TASK DESCRIPTION -> Retype every line of the records below without changing anything, and leave the pictures out of your answer.

INPUT ROWS ->
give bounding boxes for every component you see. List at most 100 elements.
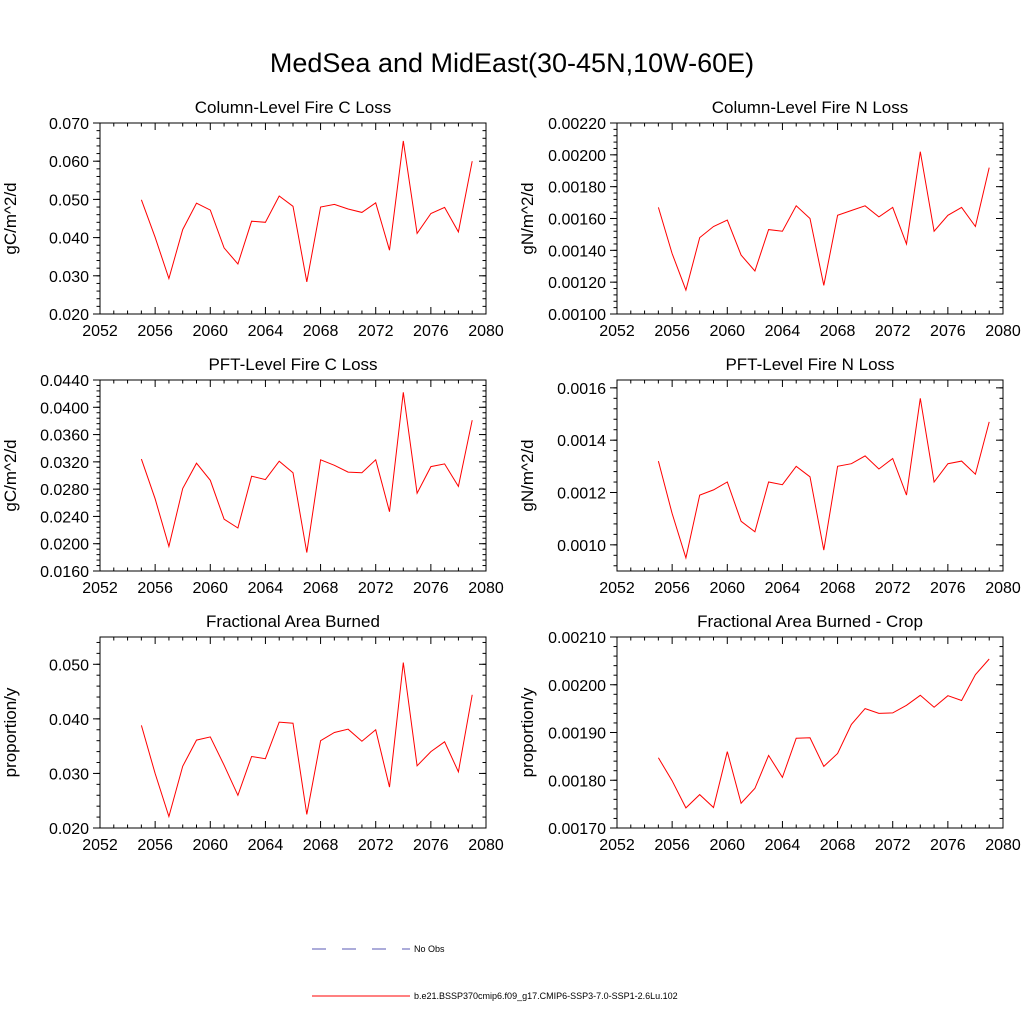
y-tick-label: 0.0240 [40, 509, 89, 526]
y-tick-label: 0.0400 [40, 400, 89, 417]
y-tick-label: 0.00200 [548, 148, 606, 165]
y-tick-label: 0.0280 [40, 482, 89, 499]
x-tick-label: 2064 [248, 580, 284, 597]
x-tick-label: 2060 [192, 837, 228, 854]
y-tick-label: 0.00200 [548, 678, 606, 695]
series-line [140, 140, 473, 282]
legend: No Obs b.e21.BSSP370cmip6.f09_g17.CMIP6-S… [312, 944, 678, 1001]
y-tick-label: 0.00220 [548, 116, 606, 133]
x-tick-label: 2060 [192, 580, 228, 597]
plot-frame [99, 636, 487, 829]
y-tick-label: 0.00180 [548, 773, 606, 790]
y-axis-label: gC/m^2/d [1, 439, 20, 511]
y-tick-label: 0.0320 [40, 455, 89, 472]
chart-title: Fractional Area Burned [206, 612, 380, 631]
x-tick-label: 2072 [875, 837, 911, 854]
x-tick-label: 2068 [820, 323, 856, 340]
x-tick-label: 2072 [358, 580, 394, 597]
chart-panel-4: PFT-Level Fire N Loss gN/m^2/d 2052 2056 206… [518, 355, 1021, 597]
y-tick-label: 0.00100 [548, 307, 606, 324]
x-tick-label: 2064 [765, 580, 801, 597]
y-tick-label: 0.030 [49, 269, 89, 286]
x-tick-label: 2072 [358, 837, 394, 854]
x-tick-label: 2064 [248, 837, 284, 854]
x-tick-label: 2076 [413, 323, 449, 340]
y-tick-label: 0.0012 [557, 486, 606, 503]
x-tick-label: 2060 [709, 837, 745, 854]
series-line [657, 398, 990, 560]
plot-frame [616, 379, 1004, 572]
x-tick-label: 2052 [82, 323, 118, 340]
x-tick-label: 2068 [820, 837, 856, 854]
x-tick-label: 2076 [930, 580, 966, 597]
x-tick-label: 2080 [468, 580, 504, 597]
y-tick-label: 0.0160 [40, 564, 89, 581]
x-tick-label: 2080 [985, 837, 1021, 854]
y-axis-label: gN/m^2/d [518, 439, 537, 511]
legend-label: b.e21.BSSP370cmip6.f09_g17.CMIP6-SSP3-7.… [414, 991, 678, 1001]
x-tick-label: 2052 [599, 323, 635, 340]
x-tick-label: 2056 [137, 580, 173, 597]
x-tick-label: 2052 [82, 837, 118, 854]
x-tick-label: 2052 [599, 580, 635, 597]
x-tick-label: 2056 [654, 837, 690, 854]
chart-panel-2: Column-Level Fire N Loss gN/m^2/d 2052 2056… [518, 98, 1021, 340]
y-axis-label: proportion/y [518, 687, 537, 777]
x-tick-label: 2080 [985, 580, 1021, 597]
x-tick-label: 2080 [985, 323, 1021, 340]
y-tick-label: 0.0440 [40, 373, 89, 390]
y-axis-label: gC/m^2/d [1, 182, 20, 254]
x-tick-label: 2076 [930, 837, 966, 854]
legend-entry-1: No Obs [312, 944, 445, 954]
y-tick-label: 0.050 [49, 657, 89, 674]
x-tick-label: 2064 [248, 323, 284, 340]
y-tick-label: 0.00210 [548, 630, 606, 647]
chart-panel-3: PFT-Level Fire C Loss gC/m^2/d 2052 2056 206… [1, 355, 504, 597]
x-tick-label: 2060 [709, 580, 745, 597]
y-tick-label: 0.040 [49, 231, 89, 248]
x-tick-label: 2068 [303, 837, 339, 854]
x-tick-label: 2072 [875, 580, 911, 597]
x-tick-label: 2076 [930, 323, 966, 340]
chart-title: Fractional Area Burned - Crop [697, 612, 923, 631]
y-tick-label: 0.060 [49, 154, 89, 171]
chart-panel-1: Column-Level Fire C Loss gC/m^2/d 2052 2056… [1, 98, 504, 340]
series-line [657, 658, 990, 809]
x-tick-label: 2052 [599, 837, 635, 854]
y-tick-label: 0.0014 [557, 433, 606, 450]
series-line [140, 662, 473, 819]
x-tick-label: 2080 [468, 323, 504, 340]
legend-label: No Obs [414, 944, 445, 954]
legend-entry-2: b.e21.BSSP370cmip6.f09_g17.CMIP6-SSP3-7.… [312, 991, 678, 1001]
x-tick-label: 2060 [709, 323, 745, 340]
x-tick-label: 2068 [303, 580, 339, 597]
y-tick-label: 0.00120 [548, 275, 606, 292]
y-tick-label: 0.0360 [40, 428, 89, 445]
x-tick-label: 2060 [192, 323, 228, 340]
y-tick-label: 0.040 [49, 712, 89, 729]
y-axis-label: proportion/y [1, 687, 20, 777]
y-tick-label: 0.020 [49, 821, 89, 838]
y-tick-label: 0.00140 [548, 243, 606, 260]
plot-frame [616, 636, 1004, 829]
chart-title: Column-Level Fire N Loss [712, 98, 909, 117]
y-tick-label: 0.030 [49, 766, 89, 783]
x-tick-label: 2076 [413, 837, 449, 854]
x-tick-label: 2064 [765, 323, 801, 340]
y-tick-label: 0.020 [49, 307, 89, 324]
x-tick-label: 2052 [82, 580, 118, 597]
y-tick-label: 0.00160 [548, 212, 606, 229]
chart-title: Column-Level Fire C Loss [195, 98, 392, 117]
y-tick-label: 0.00170 [548, 821, 606, 838]
y-tick-label: 0.0200 [40, 537, 89, 554]
x-tick-label: 2064 [765, 837, 801, 854]
x-tick-label: 2056 [137, 323, 173, 340]
y-tick-label: 0.050 [49, 192, 89, 209]
chart-panel-6: Fractional Area Burned - Crop proportion/… [518, 612, 1021, 854]
series-line [657, 151, 990, 292]
x-tick-label: 2076 [413, 580, 449, 597]
y-tick-label: 0.00190 [548, 726, 606, 743]
x-tick-label: 2072 [875, 323, 911, 340]
y-axis-label: gN/m^2/d [518, 182, 537, 254]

ANSWER TO THIS EXERCISE ->
give bounding boxes for every component you see. List at most 100 elements.
y-tick-label: 0.0240 [40, 509, 89, 526]
y-tick-label: 0.0400 [40, 400, 89, 417]
y-tick-label: 0.00200 [548, 148, 606, 165]
y-tick-label: 0.0280 [40, 482, 89, 499]
x-tick-label: 2064 [248, 580, 284, 597]
x-tick-label: 2060 [192, 837, 228, 854]
y-tick-label: 0.00200 [548, 678, 606, 695]
series-line [140, 140, 473, 282]
legend: No Obs b.e21.BSSP370cmip6.f09_g17.CMIP6-S… [312, 944, 678, 1001]
y-tick-label: 0.00220 [548, 116, 606, 133]
x-tick-label: 2060 [192, 580, 228, 597]
plot-frame [99, 636, 487, 829]
y-tick-label: 0.00180 [548, 773, 606, 790]
y-axis-label: gC/m^2/d [1, 439, 20, 511]
y-tick-label: 0.0320 [40, 455, 89, 472]
chart-title: Fractional Area Burned [206, 612, 380, 631]
x-tick-label: 2072 [875, 837, 911, 854]
x-tick-label: 2068 [820, 323, 856, 340]
x-tick-label: 2072 [358, 580, 394, 597]
chart-panel-4: PFT-Level Fire N Loss gN/m^2/d 2052 2056 206… [518, 355, 1021, 597]
y-tick-label: 0.00100 [548, 307, 606, 324]
x-tick-label: 2064 [765, 580, 801, 597]
y-tick-label: 0.030 [49, 269, 89, 286]
x-tick-label: 2072 [358, 837, 394, 854]
x-tick-label: 2064 [248, 837, 284, 854]
x-tick-label: 2076 [413, 323, 449, 340]
y-tick-label: 0.0012 [557, 486, 606, 503]
x-tick-label: 2060 [709, 837, 745, 854]
series-line [657, 398, 990, 560]
plot-frame [616, 379, 1004, 572]
x-tick-label: 2052 [82, 323, 118, 340]
x-tick-label: 2068 [820, 837, 856, 854]
x-tick-label: 2076 [930, 580, 966, 597]
x-tick-label: 2080 [468, 580, 504, 597]
y-tick-label: 0.0160 [40, 564, 89, 581]
x-tick-label: 2080 [985, 837, 1021, 854]
y-axis-label: gN/m^2/d [518, 439, 537, 511]
legend-label: b.e21.BSSP370cmip6.f09_g17.CMIP6-SSP3-7.… [414, 991, 678, 1001]
x-tick-label: 2052 [599, 323, 635, 340]
x-tick-label: 2056 [137, 580, 173, 597]
x-tick-label: 2052 [82, 837, 118, 854]
x-tick-label: 2052 [599, 580, 635, 597]
x-tick-label: 2056 [654, 837, 690, 854]
chart-panel-2: Column-Level Fire N Loss gN/m^2/d 2052 2056… [518, 98, 1021, 340]
y-axis-label: proportion/y [518, 687, 537, 777]
x-tick-label: 2080 [985, 580, 1021, 597]
x-tick-label: 2080 [985, 323, 1021, 340]
y-tick-label: 0.0440 [40, 373, 89, 390]
y-axis-label: gC/m^2/d [1, 182, 20, 254]
x-tick-label: 2076 [930, 837, 966, 854]
legend-entry-1: No Obs [312, 944, 445, 954]
y-tick-label: 0.050 [49, 657, 89, 674]
x-tick-label: 2064 [248, 323, 284, 340]
y-tick-label: 0.00210 [548, 630, 606, 647]
chart-panel-3: PFT-Level Fire C Loss gC/m^2/d 2052 2056 206… [1, 355, 504, 597]
x-tick-label: 2060 [709, 580, 745, 597]
y-tick-label: 0.040 [49, 231, 89, 248]
x-tick-label: 2068 [303, 837, 339, 854]
x-tick-label: 2072 [875, 580, 911, 597]
x-tick-label: 2076 [930, 323, 966, 340]
chart-title: Fractional Area Burned - Crop [697, 612, 923, 631]
y-tick-label: 0.060 [49, 154, 89, 171]
chart-panel-1: Column-Level Fire C Loss gC/m^2/d 2052 2056… [1, 98, 504, 340]
series-line [657, 658, 990, 809]
x-tick-label: 2052 [599, 837, 635, 854]
y-tick-label: 0.0014 [557, 433, 606, 450]
series-line [140, 662, 473, 819]
x-tick-label: 2080 [468, 323, 504, 340]
legend-label: No Obs [414, 944, 445, 954]
legend-entry-2: b.e21.BSSP370cmip6.f09_g17.CMIP6-SSP3-7.… [312, 991, 678, 1001]
x-tick-label: 2060 [709, 323, 745, 340]
x-tick-label: 2068 [303, 580, 339, 597]
y-tick-label: 0.00120 [548, 275, 606, 292]
y-tick-label: 0.0360 [40, 428, 89, 445]
x-tick-label: 2060 [192, 323, 228, 340]
y-tick-label: 0.040 [49, 712, 89, 729]
y-axis-label: proportion/y [1, 687, 20, 777]
y-tick-label: 0.020 [49, 821, 89, 838]
y-tick-label: 0.00140 [548, 243, 606, 260]
plot-frame [616, 636, 1004, 829]
chart-title: Column-Level Fire N Loss [712, 98, 909, 117]
y-tick-label: 0.030 [49, 766, 89, 783]
x-tick-label: 2076 [413, 837, 449, 854]
x-tick-label: 2064 [765, 323, 801, 340]
y-tick-label: 0.020 [49, 307, 89, 324]
x-tick-label: 2052 [82, 580, 118, 597]
y-tick-label: 0.00160 [548, 212, 606, 229]
chart-title: Column-Level Fire C Loss [195, 98, 392, 117]
y-tick-label: 0.00170 [548, 821, 606, 838]
y-tick-label: 0.0200 [40, 537, 89, 554]
x-tick-label: 2064 [765, 837, 801, 854]
x-tick-label: 2056 [137, 323, 173, 340]
y-tick-label: 0.050 [49, 192, 89, 209]
chart-panel-6: Fractional Area Burned - Crop proportion/… [518, 612, 1021, 854]
series-line [657, 151, 990, 292]
x-tick-label: 2076 [413, 580, 449, 597]
y-tick-label: 0.00190 [548, 726, 606, 743]
x-tick-label: 2072 [875, 323, 911, 340]
y-axis-label: gN/m^2/d [518, 182, 537, 254]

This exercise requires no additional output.